Description of the task
What is the count of lines in the listing below that hold the string "其他产业构成第三产业"? Reply with that number alone.

▬▬▬

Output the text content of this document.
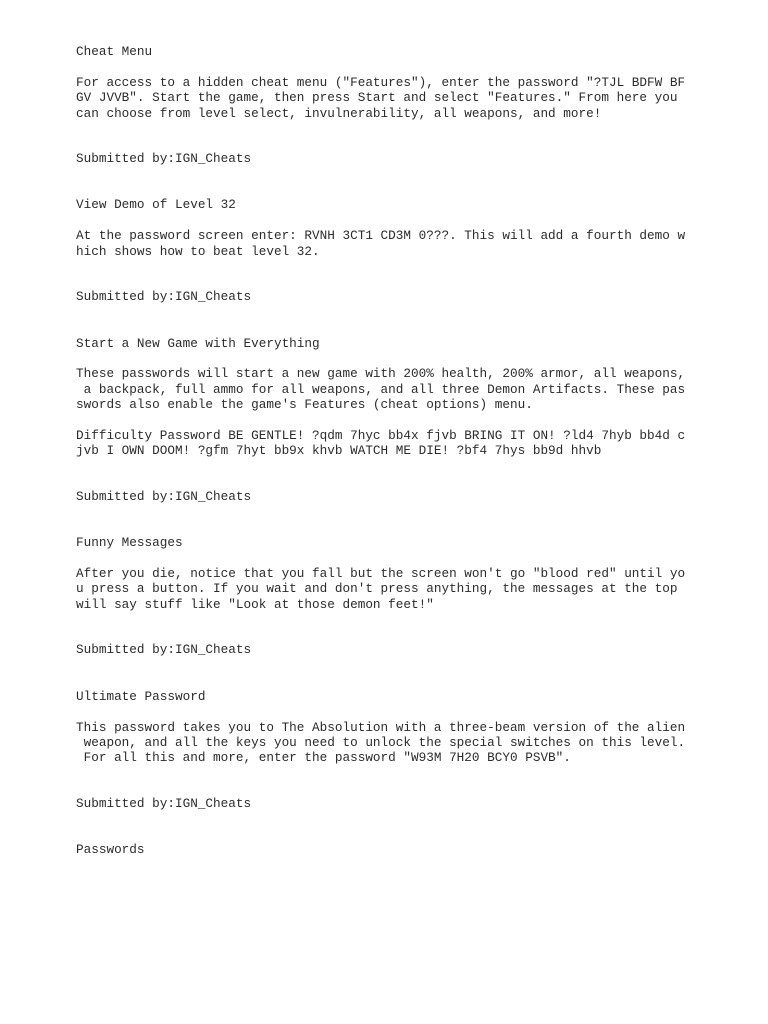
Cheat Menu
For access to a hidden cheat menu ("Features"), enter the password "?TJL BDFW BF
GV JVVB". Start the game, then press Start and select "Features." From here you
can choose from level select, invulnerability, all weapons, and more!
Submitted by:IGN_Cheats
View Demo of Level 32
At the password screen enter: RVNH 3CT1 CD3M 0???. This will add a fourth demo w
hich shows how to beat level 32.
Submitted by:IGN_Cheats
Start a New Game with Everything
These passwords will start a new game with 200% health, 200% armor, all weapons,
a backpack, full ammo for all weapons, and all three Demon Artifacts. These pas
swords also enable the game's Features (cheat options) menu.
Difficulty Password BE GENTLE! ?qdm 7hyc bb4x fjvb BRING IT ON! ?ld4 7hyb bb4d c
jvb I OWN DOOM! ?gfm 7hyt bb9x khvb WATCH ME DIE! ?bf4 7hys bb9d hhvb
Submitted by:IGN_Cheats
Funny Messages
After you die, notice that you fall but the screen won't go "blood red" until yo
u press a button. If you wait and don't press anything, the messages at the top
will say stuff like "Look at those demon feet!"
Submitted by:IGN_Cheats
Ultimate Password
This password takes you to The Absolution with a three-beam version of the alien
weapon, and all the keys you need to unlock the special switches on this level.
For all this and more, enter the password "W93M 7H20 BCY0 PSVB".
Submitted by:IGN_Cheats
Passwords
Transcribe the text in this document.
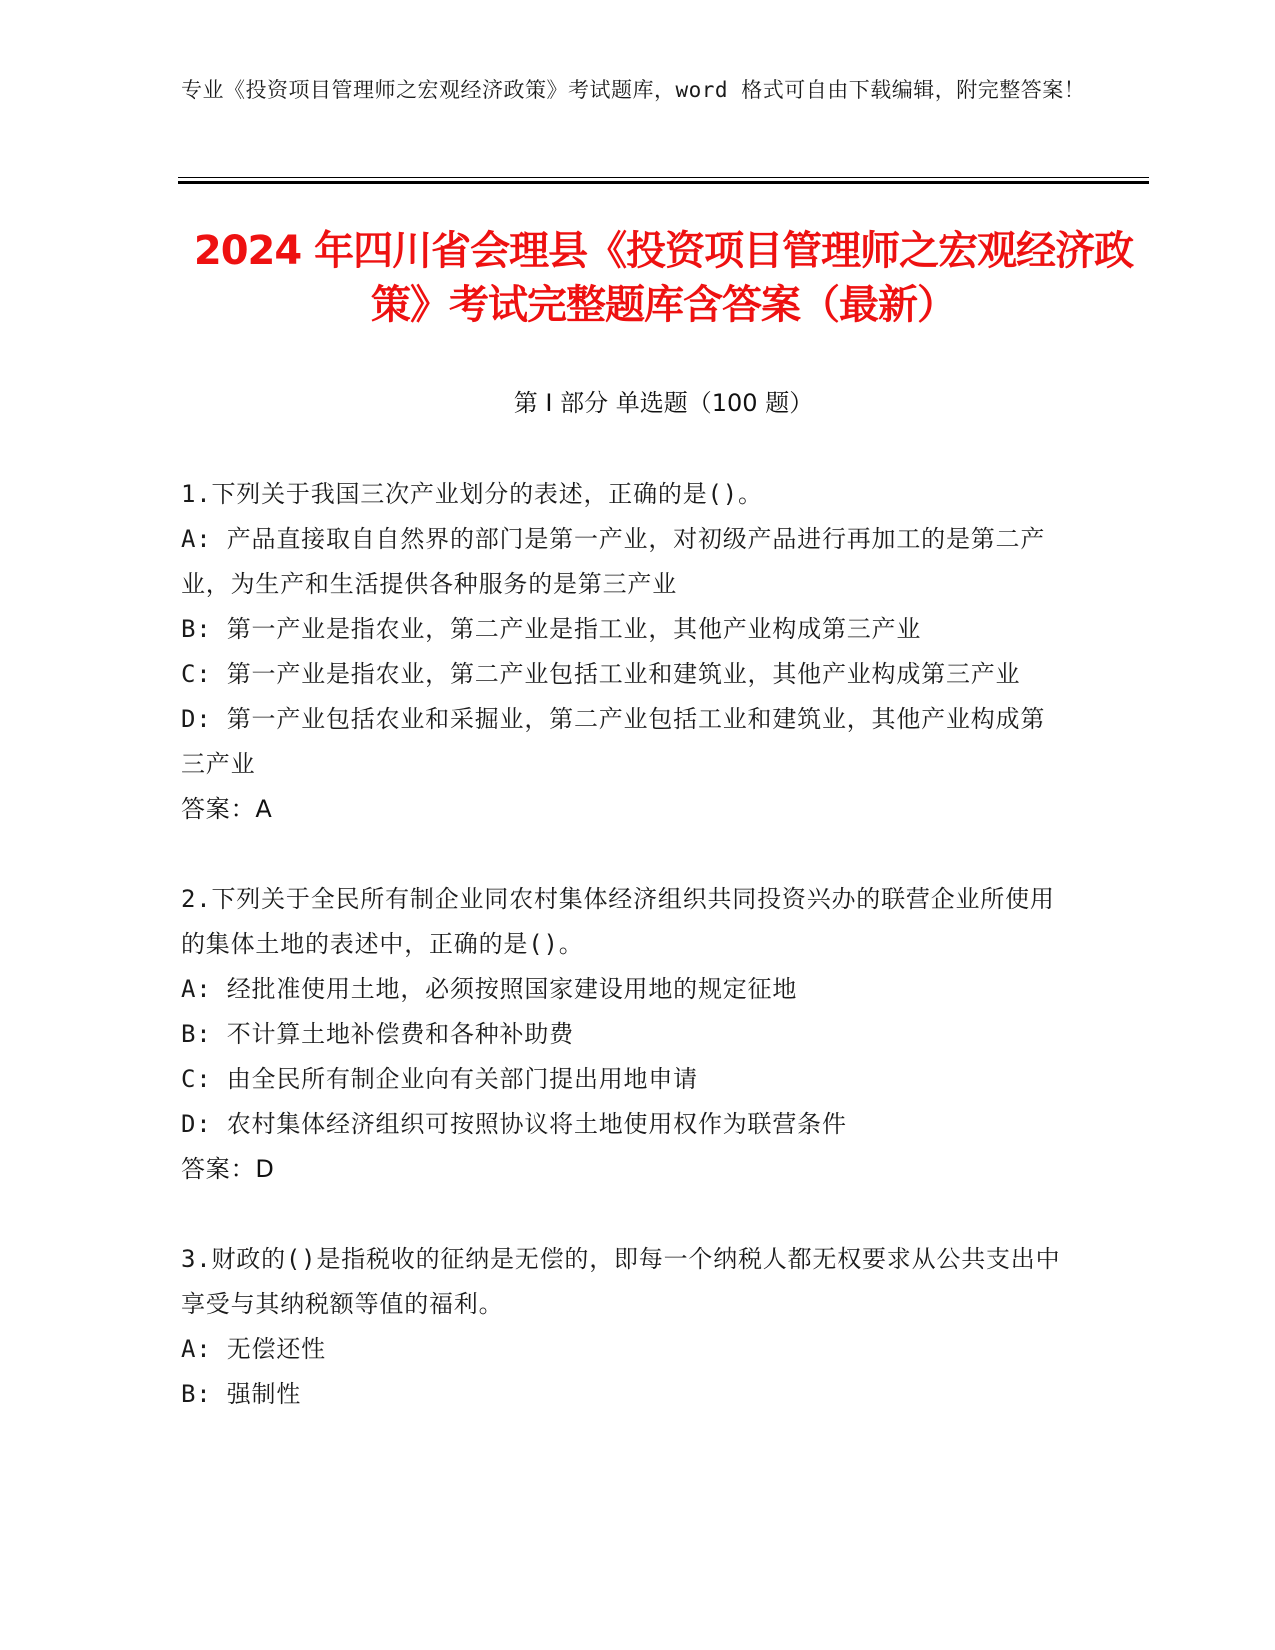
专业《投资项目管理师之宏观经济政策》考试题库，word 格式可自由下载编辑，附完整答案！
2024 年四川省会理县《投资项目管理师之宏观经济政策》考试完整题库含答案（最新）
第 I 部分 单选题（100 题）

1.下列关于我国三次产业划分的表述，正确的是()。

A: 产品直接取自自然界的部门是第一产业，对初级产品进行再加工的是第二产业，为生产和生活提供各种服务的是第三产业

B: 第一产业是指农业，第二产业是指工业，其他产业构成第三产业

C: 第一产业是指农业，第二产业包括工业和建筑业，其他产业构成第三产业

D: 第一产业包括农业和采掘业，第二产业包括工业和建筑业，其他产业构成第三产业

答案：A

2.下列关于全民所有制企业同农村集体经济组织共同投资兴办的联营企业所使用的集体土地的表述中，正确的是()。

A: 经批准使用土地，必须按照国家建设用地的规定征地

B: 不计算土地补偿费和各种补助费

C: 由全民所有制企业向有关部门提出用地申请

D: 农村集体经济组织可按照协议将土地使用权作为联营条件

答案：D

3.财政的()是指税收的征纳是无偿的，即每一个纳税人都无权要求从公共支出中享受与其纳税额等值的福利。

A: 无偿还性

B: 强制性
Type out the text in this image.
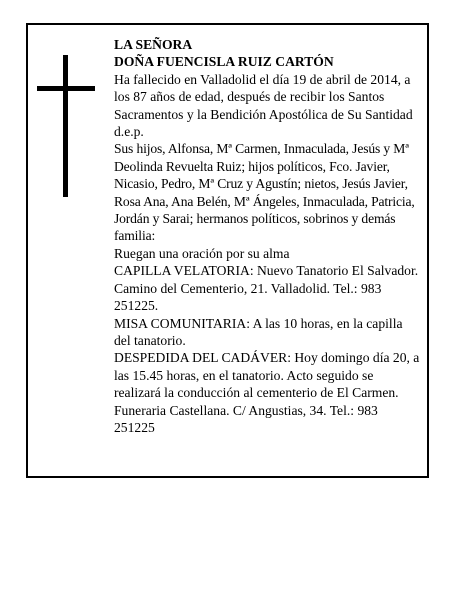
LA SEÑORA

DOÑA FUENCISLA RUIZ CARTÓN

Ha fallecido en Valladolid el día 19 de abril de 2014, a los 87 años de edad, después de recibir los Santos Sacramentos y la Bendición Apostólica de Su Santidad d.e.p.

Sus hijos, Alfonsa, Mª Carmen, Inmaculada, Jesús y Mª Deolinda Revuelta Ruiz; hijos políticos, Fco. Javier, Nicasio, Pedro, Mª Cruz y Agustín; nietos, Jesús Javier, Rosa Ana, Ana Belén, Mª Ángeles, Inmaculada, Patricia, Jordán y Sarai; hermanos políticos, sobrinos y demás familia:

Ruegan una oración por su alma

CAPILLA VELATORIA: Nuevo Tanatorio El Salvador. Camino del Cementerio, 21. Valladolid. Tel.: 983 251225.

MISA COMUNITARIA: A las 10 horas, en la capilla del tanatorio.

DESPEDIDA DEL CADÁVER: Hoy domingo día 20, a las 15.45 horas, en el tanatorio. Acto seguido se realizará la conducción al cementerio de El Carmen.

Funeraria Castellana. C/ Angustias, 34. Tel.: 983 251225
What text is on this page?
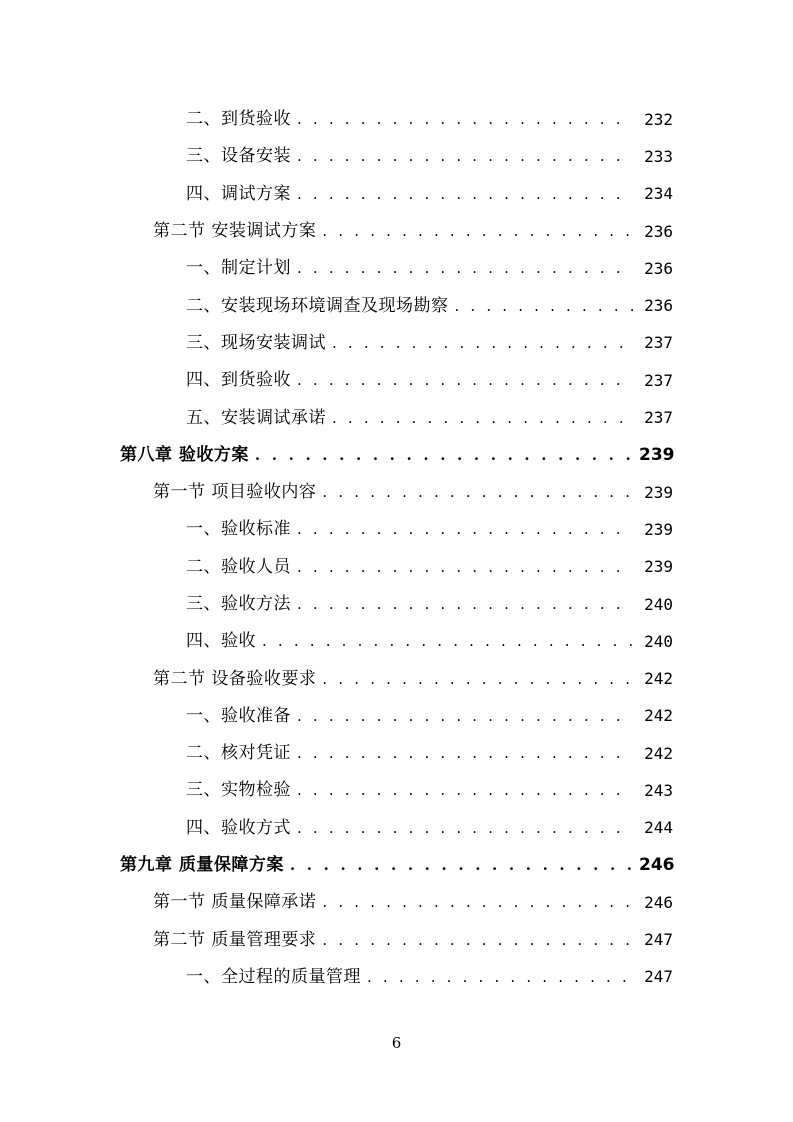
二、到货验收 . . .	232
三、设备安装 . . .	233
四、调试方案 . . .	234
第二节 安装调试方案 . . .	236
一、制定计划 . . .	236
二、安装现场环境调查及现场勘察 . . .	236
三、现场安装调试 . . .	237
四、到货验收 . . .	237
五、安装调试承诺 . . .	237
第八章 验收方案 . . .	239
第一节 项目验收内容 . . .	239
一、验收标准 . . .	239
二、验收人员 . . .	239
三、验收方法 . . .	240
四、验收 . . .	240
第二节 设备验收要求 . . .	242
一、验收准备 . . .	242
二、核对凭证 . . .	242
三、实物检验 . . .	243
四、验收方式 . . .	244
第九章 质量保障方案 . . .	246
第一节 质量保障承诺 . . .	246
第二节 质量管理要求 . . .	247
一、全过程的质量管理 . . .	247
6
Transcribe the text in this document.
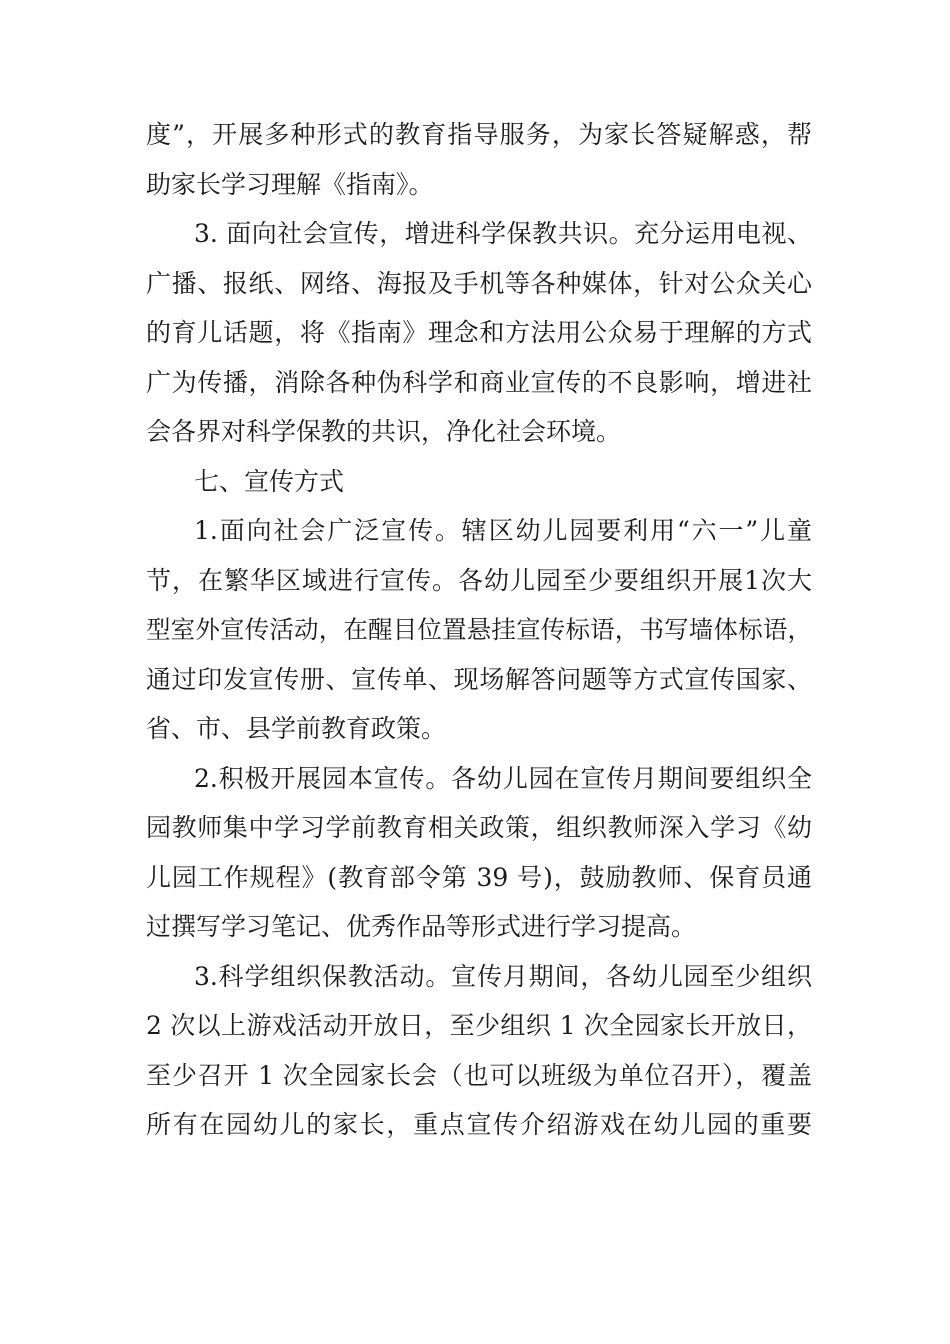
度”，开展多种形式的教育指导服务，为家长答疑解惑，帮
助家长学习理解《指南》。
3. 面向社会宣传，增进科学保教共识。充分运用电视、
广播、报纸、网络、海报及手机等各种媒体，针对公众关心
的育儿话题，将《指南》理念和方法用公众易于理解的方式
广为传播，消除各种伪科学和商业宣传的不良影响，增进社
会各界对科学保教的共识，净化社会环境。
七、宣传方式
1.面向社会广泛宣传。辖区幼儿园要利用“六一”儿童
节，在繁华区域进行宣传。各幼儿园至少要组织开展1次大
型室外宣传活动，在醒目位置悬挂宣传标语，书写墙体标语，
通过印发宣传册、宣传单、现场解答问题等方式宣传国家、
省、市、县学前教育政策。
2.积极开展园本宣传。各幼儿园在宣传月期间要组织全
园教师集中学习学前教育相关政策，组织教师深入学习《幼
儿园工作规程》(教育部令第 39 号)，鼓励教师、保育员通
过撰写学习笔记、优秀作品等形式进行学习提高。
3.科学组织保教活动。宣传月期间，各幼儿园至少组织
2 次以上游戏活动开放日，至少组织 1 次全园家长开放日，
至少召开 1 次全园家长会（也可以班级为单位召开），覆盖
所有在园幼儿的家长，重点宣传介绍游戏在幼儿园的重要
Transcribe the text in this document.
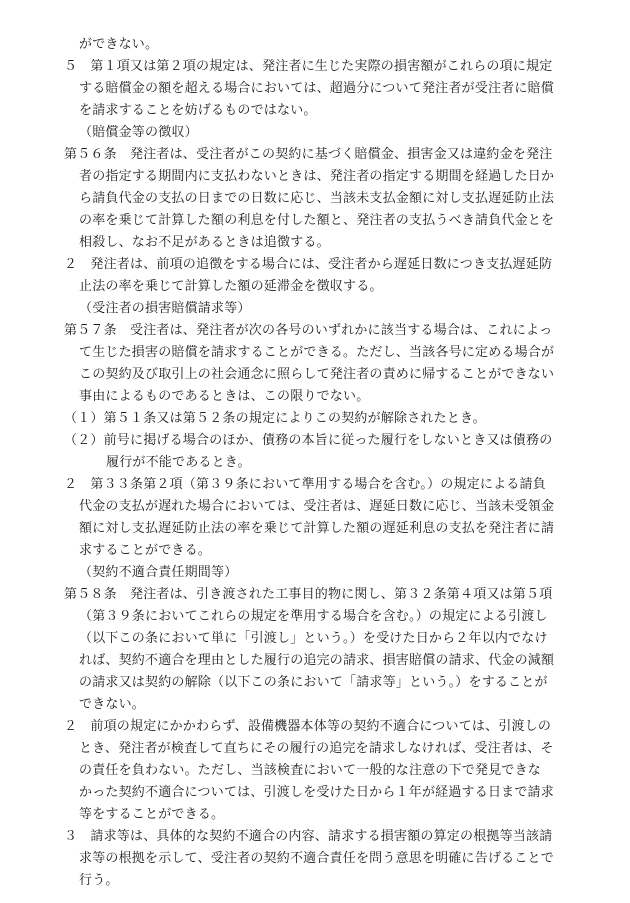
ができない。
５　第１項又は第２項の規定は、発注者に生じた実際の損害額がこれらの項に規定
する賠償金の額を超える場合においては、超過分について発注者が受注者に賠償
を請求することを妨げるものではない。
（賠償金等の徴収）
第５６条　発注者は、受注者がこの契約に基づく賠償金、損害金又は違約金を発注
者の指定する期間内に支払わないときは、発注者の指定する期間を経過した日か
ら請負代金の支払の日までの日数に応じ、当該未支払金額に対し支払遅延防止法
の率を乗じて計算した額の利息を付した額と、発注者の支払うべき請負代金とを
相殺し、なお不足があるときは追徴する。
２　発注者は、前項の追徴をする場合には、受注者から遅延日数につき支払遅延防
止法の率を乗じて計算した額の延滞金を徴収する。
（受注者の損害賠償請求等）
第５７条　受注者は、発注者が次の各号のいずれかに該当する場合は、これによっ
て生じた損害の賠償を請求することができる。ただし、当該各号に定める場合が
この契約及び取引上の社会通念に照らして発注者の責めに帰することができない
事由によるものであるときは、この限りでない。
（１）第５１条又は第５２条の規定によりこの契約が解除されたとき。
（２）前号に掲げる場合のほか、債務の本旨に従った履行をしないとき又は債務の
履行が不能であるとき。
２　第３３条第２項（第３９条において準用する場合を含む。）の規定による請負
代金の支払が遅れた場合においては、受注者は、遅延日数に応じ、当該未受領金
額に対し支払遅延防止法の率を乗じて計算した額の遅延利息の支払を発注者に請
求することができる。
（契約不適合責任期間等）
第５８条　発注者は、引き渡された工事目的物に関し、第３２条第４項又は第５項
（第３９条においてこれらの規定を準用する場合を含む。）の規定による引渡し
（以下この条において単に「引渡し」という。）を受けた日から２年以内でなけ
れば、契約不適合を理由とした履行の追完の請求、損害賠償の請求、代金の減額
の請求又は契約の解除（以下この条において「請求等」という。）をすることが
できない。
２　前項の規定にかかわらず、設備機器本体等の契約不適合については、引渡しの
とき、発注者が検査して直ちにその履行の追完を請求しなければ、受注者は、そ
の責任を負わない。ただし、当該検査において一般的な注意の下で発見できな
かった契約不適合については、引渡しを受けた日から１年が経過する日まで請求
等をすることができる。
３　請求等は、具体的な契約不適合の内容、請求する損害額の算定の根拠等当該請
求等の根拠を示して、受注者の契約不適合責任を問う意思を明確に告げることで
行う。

▬▬▬

Result of this task
3